> _SET TASK_
Print every line of the listing exactly, please.

> _RECORDS FOR PROCESSING_

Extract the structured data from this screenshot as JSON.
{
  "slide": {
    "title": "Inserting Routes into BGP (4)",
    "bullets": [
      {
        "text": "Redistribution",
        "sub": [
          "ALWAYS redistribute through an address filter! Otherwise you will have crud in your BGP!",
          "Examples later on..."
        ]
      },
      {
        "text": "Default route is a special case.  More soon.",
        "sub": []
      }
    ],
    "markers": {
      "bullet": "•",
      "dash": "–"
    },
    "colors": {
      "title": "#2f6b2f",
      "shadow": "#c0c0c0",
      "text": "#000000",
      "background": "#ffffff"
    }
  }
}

> _RESPONSE TO THE EXERCISE_
Extract the structured data from this screenshot as JSON.
{
  "slide": {
    "title": "Inserting Routes into BGP (4)",
    "bullets": [
      {
        "text": "Redistribution",
        "sub": [
          "ALWAYS redistribute through an address filter! Otherwise you will have crud in your BGP!",
          "Examples later on..."
        ]
      },
      {
        "text": "Default route is a special case.  More soon.",
        "sub": []
      }
    ],
    "markers": {
      "bullet": "•",
      "dash": "–"
    },
    "colors": {
      "title": "#2f6b2f",
      "shadow": "#c0c0c0",
      "text": "#000000",
      "background": "#ffffff"
    }
  }
}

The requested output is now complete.